• Given instruction:
Repeat each line of the material exactly.

□ □ □ □ □ □ □

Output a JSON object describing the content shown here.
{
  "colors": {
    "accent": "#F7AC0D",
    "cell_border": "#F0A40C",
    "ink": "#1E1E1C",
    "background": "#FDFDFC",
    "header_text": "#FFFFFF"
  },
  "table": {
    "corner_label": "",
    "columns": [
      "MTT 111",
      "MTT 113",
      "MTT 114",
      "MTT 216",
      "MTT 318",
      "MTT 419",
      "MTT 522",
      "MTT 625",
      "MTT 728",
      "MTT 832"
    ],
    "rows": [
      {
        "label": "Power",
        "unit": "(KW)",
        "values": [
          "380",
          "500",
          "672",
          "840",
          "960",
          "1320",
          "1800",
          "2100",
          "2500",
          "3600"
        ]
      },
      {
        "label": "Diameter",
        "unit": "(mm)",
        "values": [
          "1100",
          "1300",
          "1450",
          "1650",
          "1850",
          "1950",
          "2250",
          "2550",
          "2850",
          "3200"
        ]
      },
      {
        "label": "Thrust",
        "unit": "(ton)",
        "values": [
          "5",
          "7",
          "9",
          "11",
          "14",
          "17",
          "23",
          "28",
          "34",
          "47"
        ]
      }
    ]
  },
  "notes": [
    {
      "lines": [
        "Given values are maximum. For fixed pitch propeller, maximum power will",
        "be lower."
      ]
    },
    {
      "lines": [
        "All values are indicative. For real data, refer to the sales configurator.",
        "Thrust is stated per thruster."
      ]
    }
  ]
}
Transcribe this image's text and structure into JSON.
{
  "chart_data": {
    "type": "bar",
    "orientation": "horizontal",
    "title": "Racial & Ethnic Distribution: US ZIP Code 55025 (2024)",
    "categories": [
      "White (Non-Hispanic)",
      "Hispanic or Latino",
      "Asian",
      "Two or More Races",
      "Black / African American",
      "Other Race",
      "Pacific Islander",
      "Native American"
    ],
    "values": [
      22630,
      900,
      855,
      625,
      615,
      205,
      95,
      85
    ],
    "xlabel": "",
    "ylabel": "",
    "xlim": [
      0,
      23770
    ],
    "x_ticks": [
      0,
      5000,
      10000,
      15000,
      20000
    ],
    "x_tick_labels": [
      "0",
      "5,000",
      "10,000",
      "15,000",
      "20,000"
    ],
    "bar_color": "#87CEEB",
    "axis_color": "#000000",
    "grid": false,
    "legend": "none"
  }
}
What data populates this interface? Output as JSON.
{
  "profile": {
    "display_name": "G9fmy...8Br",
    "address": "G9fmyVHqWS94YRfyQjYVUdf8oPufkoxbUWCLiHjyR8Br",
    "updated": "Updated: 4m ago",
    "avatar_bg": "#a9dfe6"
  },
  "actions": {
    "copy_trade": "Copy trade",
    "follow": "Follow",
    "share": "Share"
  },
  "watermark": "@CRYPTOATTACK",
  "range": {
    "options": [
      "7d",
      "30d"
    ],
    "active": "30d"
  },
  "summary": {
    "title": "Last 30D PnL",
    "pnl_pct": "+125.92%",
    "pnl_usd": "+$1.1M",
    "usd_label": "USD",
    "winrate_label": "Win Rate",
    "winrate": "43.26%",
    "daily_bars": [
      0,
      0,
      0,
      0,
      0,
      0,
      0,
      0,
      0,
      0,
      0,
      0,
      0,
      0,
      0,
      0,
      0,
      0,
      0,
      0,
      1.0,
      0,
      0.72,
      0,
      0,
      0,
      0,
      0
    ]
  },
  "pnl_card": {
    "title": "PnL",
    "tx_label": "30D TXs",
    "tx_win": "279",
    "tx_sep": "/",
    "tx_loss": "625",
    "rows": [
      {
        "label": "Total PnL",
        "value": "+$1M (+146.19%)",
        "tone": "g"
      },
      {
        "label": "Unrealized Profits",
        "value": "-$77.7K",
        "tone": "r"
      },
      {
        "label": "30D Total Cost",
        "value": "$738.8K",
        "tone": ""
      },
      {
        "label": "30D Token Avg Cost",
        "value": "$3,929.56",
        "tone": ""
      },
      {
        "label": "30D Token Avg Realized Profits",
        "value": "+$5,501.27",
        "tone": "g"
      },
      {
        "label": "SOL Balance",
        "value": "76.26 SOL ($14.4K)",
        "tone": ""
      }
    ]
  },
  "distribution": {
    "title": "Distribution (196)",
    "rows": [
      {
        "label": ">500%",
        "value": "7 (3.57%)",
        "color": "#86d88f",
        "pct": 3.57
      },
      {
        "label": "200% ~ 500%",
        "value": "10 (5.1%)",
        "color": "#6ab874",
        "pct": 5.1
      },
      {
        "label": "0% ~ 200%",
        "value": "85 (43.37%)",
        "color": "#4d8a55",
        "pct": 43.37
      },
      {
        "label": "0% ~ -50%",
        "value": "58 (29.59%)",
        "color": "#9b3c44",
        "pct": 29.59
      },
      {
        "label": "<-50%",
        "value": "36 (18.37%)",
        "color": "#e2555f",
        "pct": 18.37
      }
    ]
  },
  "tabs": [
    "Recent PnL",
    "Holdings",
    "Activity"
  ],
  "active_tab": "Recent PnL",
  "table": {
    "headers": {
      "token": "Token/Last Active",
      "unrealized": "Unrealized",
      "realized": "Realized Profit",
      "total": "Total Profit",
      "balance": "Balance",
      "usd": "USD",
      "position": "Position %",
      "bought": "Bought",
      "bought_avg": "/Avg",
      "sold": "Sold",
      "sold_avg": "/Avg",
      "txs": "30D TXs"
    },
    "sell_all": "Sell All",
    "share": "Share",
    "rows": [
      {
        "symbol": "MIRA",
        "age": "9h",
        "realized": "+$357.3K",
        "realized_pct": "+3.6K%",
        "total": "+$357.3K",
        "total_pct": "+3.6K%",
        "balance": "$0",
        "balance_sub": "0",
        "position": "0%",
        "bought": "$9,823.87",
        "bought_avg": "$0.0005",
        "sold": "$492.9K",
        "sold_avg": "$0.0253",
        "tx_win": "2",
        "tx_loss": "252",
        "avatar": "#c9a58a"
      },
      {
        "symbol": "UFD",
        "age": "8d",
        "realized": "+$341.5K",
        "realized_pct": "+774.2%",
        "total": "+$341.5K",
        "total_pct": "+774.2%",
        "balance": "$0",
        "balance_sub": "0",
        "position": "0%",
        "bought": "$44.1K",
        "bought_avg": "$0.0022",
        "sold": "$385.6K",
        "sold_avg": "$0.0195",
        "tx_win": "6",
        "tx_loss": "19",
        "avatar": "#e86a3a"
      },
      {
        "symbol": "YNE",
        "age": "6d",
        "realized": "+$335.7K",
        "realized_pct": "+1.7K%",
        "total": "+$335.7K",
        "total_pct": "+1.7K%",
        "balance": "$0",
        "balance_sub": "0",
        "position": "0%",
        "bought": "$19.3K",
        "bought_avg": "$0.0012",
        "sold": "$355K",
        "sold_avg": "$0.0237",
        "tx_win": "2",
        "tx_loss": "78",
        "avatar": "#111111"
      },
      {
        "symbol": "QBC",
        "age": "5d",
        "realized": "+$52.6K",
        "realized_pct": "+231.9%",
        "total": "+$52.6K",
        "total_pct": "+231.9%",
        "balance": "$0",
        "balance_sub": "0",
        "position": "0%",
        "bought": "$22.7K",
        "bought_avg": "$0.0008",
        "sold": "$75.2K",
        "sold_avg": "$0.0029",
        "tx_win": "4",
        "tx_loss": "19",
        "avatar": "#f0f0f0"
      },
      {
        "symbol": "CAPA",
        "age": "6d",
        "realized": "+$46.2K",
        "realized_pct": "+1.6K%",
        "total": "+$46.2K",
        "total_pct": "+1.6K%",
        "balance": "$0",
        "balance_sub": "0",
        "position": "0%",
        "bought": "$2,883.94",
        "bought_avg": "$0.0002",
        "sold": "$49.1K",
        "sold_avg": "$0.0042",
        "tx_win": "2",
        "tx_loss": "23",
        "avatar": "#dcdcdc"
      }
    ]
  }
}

□ □ □ □ □ □ □

• Problem solution:
Output a JSON object describing the content shown here.
{
  "colors": {
    "accent": "#F7AC0D",
    "cell_border": "#F0A40C",
    "ink": "#1E1E1C",
    "background": "#FDFDFC",
    "header_text": "#FFFFFF"
  },
  "table": {
    "corner_label": "",
    "columns": [
      "MTT 111",
      "MTT 113",
      "MTT 114",
      "MTT 216",
      "MTT 318",
      "MTT 419",
      "MTT 522",
      "MTT 625",
      "MTT 728",
      "MTT 832"
    ],
    "rows": [
      {
        "label": "Power",
        "unit": "(KW)",
        "values": [
          "380",
          "500",
          "672",
          "840",
          "960",
          "1320",
          "1800",
          "2100",
          "2500",
          "3600"
        ]
      },
      {
        "label": "Diameter",
        "unit": "(mm)",
        "values": [
          "1100",
          "1300",
          "1450",
          "1650",
          "1850",
          "1950",
          "2250",
          "2550",
          "2850",
          "3200"
        ]
      },
      {
        "label": "Thrust",
        "unit": "(ton)",
        "values": [
          "5",
          "7",
          "9",
          "11",
          "14",
          "17",
          "23",
          "28",
          "34",
          "47"
        ]
      }
    ]
  },
  "notes": [
    {
      "lines": [
        "Given values are maximum. For fixed pitch propeller, maximum power will",
        "be lower."
      ]
    },
    {
      "lines": [
        "All values are indicative. For real data, refer to the sales configurator.",
        "Thrust is stated per thruster."
      ]
    }
  ]
}
Transcribe this image's text and structure into JSON.
{
  "chart_data": {
    "type": "bar",
    "orientation": "horizontal",
    "title": "Racial & Ethnic Distribution: US ZIP Code 55025 (2024)",
    "categories": [
      "White (Non-Hispanic)",
      "Hispanic or Latino",
      "Asian",
      "Two or More Races",
      "Black / African American",
      "Other Race",
      "Pacific Islander",
      "Native American"
    ],
    "values": [
      22630,
      900,
      855,
      625,
      615,
      205,
      95,
      85
    ],
    "xlabel": "",
    "ylabel": "",
    "xlim": [
      0,
      23770
    ],
    "x_ticks": [
      0,
      5000,
      10000,
      15000,
      20000
    ],
    "x_tick_labels": [
      "0",
      "5,000",
      "10,000",
      "15,000",
      "20,000"
    ],
    "bar_color": "#87CEEB",
    "axis_color": "#000000",
    "grid": false,
    "legend": "none"
  }
}
What data populates this interface? Output as JSON.
{
  "profile": {
    "display_name": "G9fmy...8Br",
    "address": "G9fmyVHqWS94YRfyQjYVUdf8oPufkoxbUWCLiHjyR8Br",
    "updated": "Updated: 4m ago",
    "avatar_bg": "#a9dfe6"
  },
  "actions": {
    "copy_trade": "Copy trade",
    "follow": "Follow",
    "share": "Share"
  },
  "watermark": "@CRYPTOATTACK",
  "range": {
    "options": [
      "7d",
      "30d"
    ],
    "active": "30d"
  },
  "summary": {
    "title": "Last 30D PnL",
    "pnl_pct": "+125.92%",
    "pnl_usd": "+$1.1M",
    "usd_label": "USD",
    "winrate_label": "Win Rate",
    "winrate": "43.26%",
    "daily_bars": [
      0,
      0,
      0,
      0,
      0,
      0,
      0,
      0,
      0,
      0,
      0,
      0,
      0,
      0,
      0,
      0,
      0,
      0,
      0,
      0,
      1.0,
      0,
      0.72,
      0,
      0,
      0,
      0,
      0
    ]
  },
  "pnl_card": {
    "title": "PnL",
    "tx_label": "30D TXs",
    "tx_win": "279",
    "tx_sep": "/",
    "tx_loss": "625",
    "rows": [
      {
        "label": "Total PnL",
        "value": "+$1M (+146.19%)",
        "tone": "g"
      },
      {
        "label": "Unrealized Profits",
        "value": "-$77.7K",
        "tone": "r"
      },
      {
        "label": "30D Total Cost",
        "value": "$738.8K",
        "tone": ""
      },
      {
        "label": "30D Token Avg Cost",
        "value": "$3,929.56",
        "tone": ""
      },
      {
        "label": "30D Token Avg Realized Profits",
        "value": "+$5,501.27",
        "tone": "g"
      },
      {
        "label": "SOL Balance",
        "value": "76.26 SOL ($14.4K)",
        "tone": ""
      }
    ]
  },
  "distribution": {
    "title": "Distribution (196)",
    "rows": [
      {
        "label": ">500%",
        "value": "7 (3.57%)",
        "color": "#86d88f",
        "pct": 3.57
      },
      {
        "label": "200% ~ 500%",
        "value": "10 (5.1%)",
        "color": "#6ab874",
        "pct": 5.1
      },
      {
        "label": "0% ~ 200%",
        "value": "85 (43.37%)",
        "color": "#4d8a55",
        "pct": 43.37
      },
      {
        "label": "0% ~ -50%",
        "value": "58 (29.59%)",
        "color": "#9b3c44",
        "pct": 29.59
      },
      {
        "label": "<-50%",
        "value": "36 (18.37%)",
        "color": "#e2555f",
        "pct": 18.37
      }
    ]
  },
  "tabs": [
    "Recent PnL",
    "Holdings",
    "Activity"
  ],
  "active_tab": "Recent PnL",
  "table": {
    "headers": {
      "token": "Token/Last Active",
      "unrealized": "Unrealized",
      "realized": "Realized Profit",
      "total": "Total Profit",
      "balance": "Balance",
      "usd": "USD",
      "position": "Position %",
      "bought": "Bought",
      "bought_avg": "/Avg",
      "sold": "Sold",
      "sold_avg": "/Avg",
      "txs": "30D TXs"
    },
    "sell_all": "Sell All",
    "share": "Share",
    "rows": [
      {
        "symbol": "MIRA",
        "age": "9h",
        "realized": "+$357.3K",
        "realized_pct": "+3.6K%",
        "total": "+$357.3K",
        "total_pct": "+3.6K%",
        "balance": "$0",
        "balance_sub": "0",
        "position": "0%",
        "bought": "$9,823.87",
        "bought_avg": "$0.0005",
        "sold": "$492.9K",
        "sold_avg": "$0.0253",
        "tx_win": "2",
        "tx_loss": "252",
        "avatar": "#c9a58a"
      },
      {
        "symbol": "UFD",
        "age": "8d",
        "realized": "+$341.5K",
        "realized_pct": "+774.2%",
        "total": "+$341.5K",
        "total_pct": "+774.2%",
        "balance": "$0",
        "balance_sub": "0",
        "position": "0%",
        "bought": "$44.1K",
        "bought_avg": "$0.0022",
        "sold": "$385.6K",
        "sold_avg": "$0.0195",
        "tx_win": "6",
        "tx_loss": "19",
        "avatar": "#e86a3a"
      },
      {
        "symbol": "YNE",
        "age": "6d",
        "realized": "+$335.7K",
        "realized_pct": "+1.7K%",
        "total": "+$335.7K",
        "total_pct": "+1.7K%",
        "balance": "$0",
        "balance_sub": "0",
        "position": "0%",
        "bought": "$19.3K",
        "bought_avg": "$0.0012",
        "sold": "$355K",
        "sold_avg": "$0.0237",
        "tx_win": "2",
        "tx_loss": "78",
        "avatar": "#111111"
      },
      {
        "symbol": "QBC",
        "age": "5d",
        "realized": "+$52.6K",
        "realized_pct": "+231.9%",
        "total": "+$52.6K",
        "total_pct": "+231.9%",
        "balance": "$0",
        "balance_sub": "0",
        "position": "0%",
        "bought": "$22.7K",
        "bought_avg": "$0.0008",
        "sold": "$75.2K",
        "sold_avg": "$0.0029",
        "tx_win": "4",
        "tx_loss": "19",
        "avatar": "#f0f0f0"
      },
      {
        "symbol": "CAPA",
        "age": "6d",
        "realized": "+$46.2K",
        "realized_pct": "+1.6K%",
        "total": "+$46.2K",
        "total_pct": "+1.6K%",
        "balance": "$0",
        "balance_sub": "0",
        "position": "0%",
        "bought": "$2,883.94",
        "bought_avg": "$0.0002",
        "sold": "$49.1K",
        "sold_avg": "$0.0042",
        "tx_win": "2",
        "tx_loss": "23",
        "avatar": "#dcdcdc"
      }
    ]
  }
}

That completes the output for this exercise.